TASK DETAILS >> Could you set down every entry exactly as it stands, without the images?

Stored items >>

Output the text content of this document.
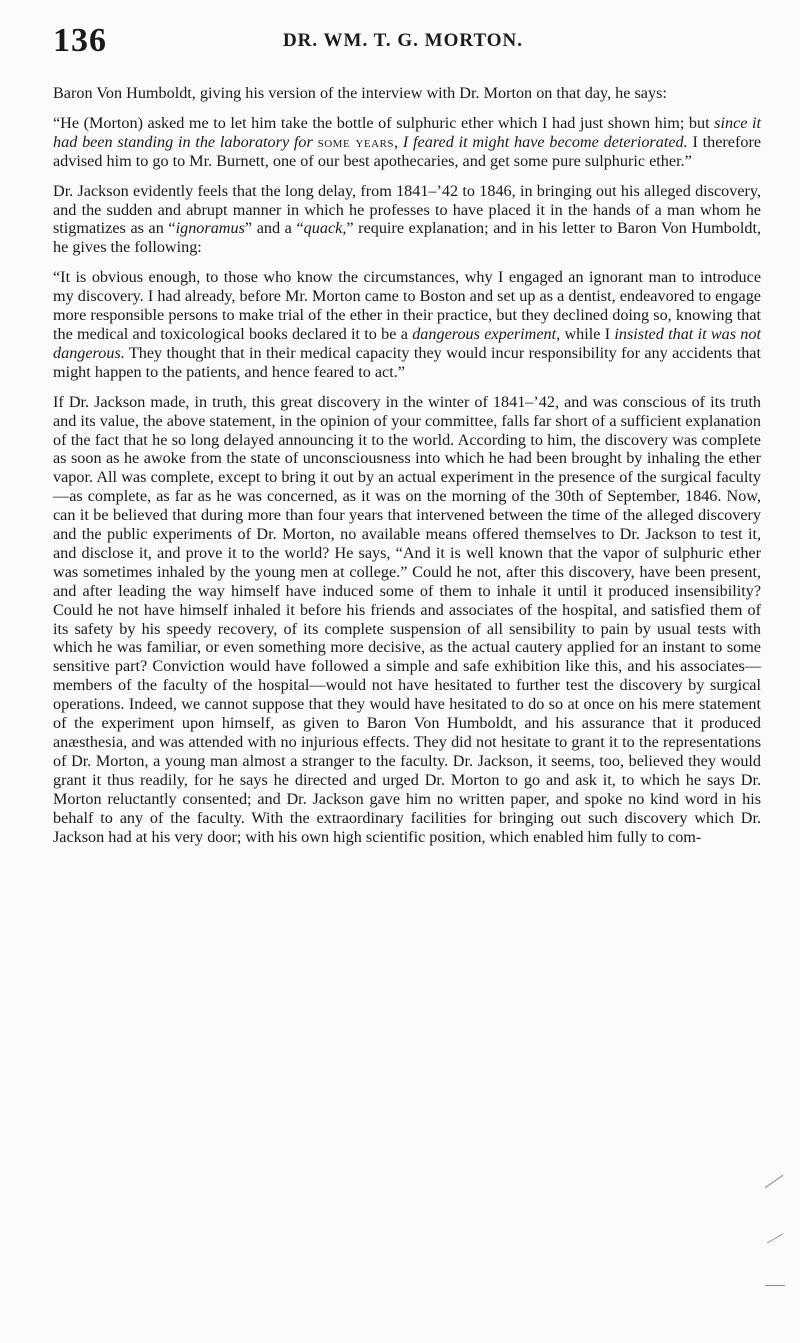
136	DR. WM. T. G. MORTON.

Baron Von Humboldt, giving his version of the interview with Dr. Morton on that day, he says:

“He (Morton) asked me to let him take the bottle of sulphuric ether which I had just shown him; but since it had been standing in the laboratory for some years, I feared it might have become deteriorated. I therefore advised him to go to Mr. Burnett, one of our best apothecaries, and get some pure sulphuric ether.”

Dr. Jackson evidently feels that the long delay, from 1841–’42 to 1846, in bringing out his alleged discovery, and the sudden and abrupt manner in which he professes to have placed it in the hands of a man whom he stigmatizes as an “ignoramus” and a “quack,” require explanation; and in his letter to Baron Von Humboldt, he gives the following:

“It is obvious enough, to those who know the circumstances, why I engaged an ignorant man to introduce my discovery. I had already, before Mr. Morton came to Boston and set up as a dentist, endeavored to engage more responsible persons to make trial of the ether in their practice, but they declined doing so, knowing that the medical and toxicological books declared it to be a dangerous experiment, while I insisted that it was not dangerous. They thought that in their medical capacity they would incur responsibility for any accidents that might happen to the patients, and hence feared to act.”

If Dr. Jackson made, in truth, this great discovery in the winter of 1841–’42, and was conscious of its truth and its value, the above statement, in the opinion of your committee, falls far short of a sufficient explanation of the fact that he so long delayed announcing it to the world. According to him, the discovery was complete as soon as he awoke from the state of unconsciousness into which he had been brought by inhaling the ether vapor. All was complete, except to bring it out by an actual experiment in the presence of the surgical faculty—as complete, as far as he was concerned, as it was on the morning of the 30th of September, 1846. Now, can it be believed that during more than four years that intervened between the time of the alleged discovery and the public experiments of Dr. Morton, no available means offered themselves to Dr. Jackson to test it, and disclose it, and prove it to the world? He says, “And it is well known that the vapor of sulphuric ether was sometimes inhaled by the young men at college.” Could he not, after this discovery, have been present, and after leading the way himself have induced some of them to inhale it until it produced insensibility? Could he not have himself inhaled it before his friends and associates of the hospital, and satisfied them of its safety by his speedy recovery, of its complete suspension of all sensibility to pain by usual tests with which he was familiar, or even something more decisive, as the actual cautery applied for an instant to some sensitive part? Conviction would have followed a simple and safe exhibition like this, and his associates—members of the faculty of the hospital—would not have hesitated to further test the discovery by surgical operations. Indeed, we cannot suppose that they would have hesitated to do so at once on his mere statement of the experiment upon himself, as given to Baron Von Humboldt, and his assurance that it produced anæsthesia, and was attended with no injurious effects. They did not hesitate to grant it to the representations of Dr. Morton, a young man almost a stranger to the faculty. Dr. Jackson, it seems, too, believed they would grant it thus readily, for he says he directed and urged Dr. Morton to go and ask it, to which he says Dr. Morton reluctantly consented; and Dr. Jackson gave him no written paper, and spoke no kind word in his behalf to any of the faculty. With the extraordinary facilities for bringing out such discovery which Dr. Jackson had at his very door; with his own high scientific position, which enabled him fully to com-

EXERCISE SOLUTION >>
Output the text content of this document.
136	DR. WM. T. G. MORTON.

Baron Von Humboldt, giving his version of the interview with Dr. Morton on that day, he says:

“He (Morton) asked me to let him take the bottle of sulphuric ether which I had just shown him; but since it had been standing in the laboratory for some years, I feared it might have become deteriorated. I therefore advised him to go to Mr. Burnett, one of our best apothecaries, and get some pure sulphuric ether.”

Dr. Jackson evidently feels that the long delay, from 1841–’42 to 1846, in bringing out his alleged discovery, and the sudden and abrupt manner in which he professes to have placed it in the hands of a man whom he stigmatizes as an “ignoramus” and a “quack,” require explanation; and in his letter to Baron Von Humboldt, he gives the following:

“It is obvious enough, to those who know the circumstances, why I engaged an ignorant man to introduce my discovery. I had already, before Mr. Morton came to Boston and set up as a dentist, endeavored to engage more responsible persons to make trial of the ether in their practice, but they declined doing so, knowing that the medical and toxicological books declared it to be a dangerous experiment, while I insisted that it was not dangerous. They thought that in their medical capacity they would incur responsibility for any accidents that might happen to the patients, and hence feared to act.”

If Dr. Jackson made, in truth, this great discovery in the winter of 1841–’42, and was conscious of its truth and its value, the above statement, in the opinion of your committee, falls far short of a sufficient explanation of the fact that he so long delayed announcing it to the world. According to him, the discovery was complete as soon as he awoke from the state of unconsciousness into which he had been brought by inhaling the ether vapor. All was complete, except to bring it out by an actual experiment in the presence of the surgical faculty—as complete, as far as he was concerned, as it was on the morning of the 30th of September, 1846. Now, can it be believed that during more than four years that intervened between the time of the alleged discovery and the public experiments of Dr. Morton, no available means offered themselves to Dr. Jackson to test it, and disclose it, and prove it to the world? He says, “And it is well known that the vapor of sulphuric ether was sometimes inhaled by the young men at college.” Could he not, after this discovery, have been present, and after leading the way himself have induced some of them to inhale it until it produced insensibility? Could he not have himself inhaled it before his friends and associates of the hospital, and satisfied them of its safety by his speedy recovery, of its complete suspension of all sensibility to pain by usual tests with which he was familiar, or even something more decisive, as the actual cautery applied for an instant to some sensitive part? Conviction would have followed a simple and safe exhibition like this, and his associates—members of the faculty of the hospital—would not have hesitated to further test the discovery by surgical operations. Indeed, we cannot suppose that they would have hesitated to do so at once on his mere statement of the experiment upon himself, as given to Baron Von Humboldt, and his assurance that it produced anæsthesia, and was attended with no injurious effects. They did not hesitate to grant it to the representations of Dr. Morton, a young man almost a stranger to the faculty. Dr. Jackson, it seems, too, believed they would grant it thus readily, for he says he directed and urged Dr. Morton to go and ask it, to which he says Dr. Morton reluctantly consented; and Dr. Jackson gave him no written paper, and spoke no kind word in his behalf to any of the faculty. With the extraordinary facilities for bringing out such discovery which Dr. Jackson had at his very door; with his own high scientific position, which enabled him fully to com-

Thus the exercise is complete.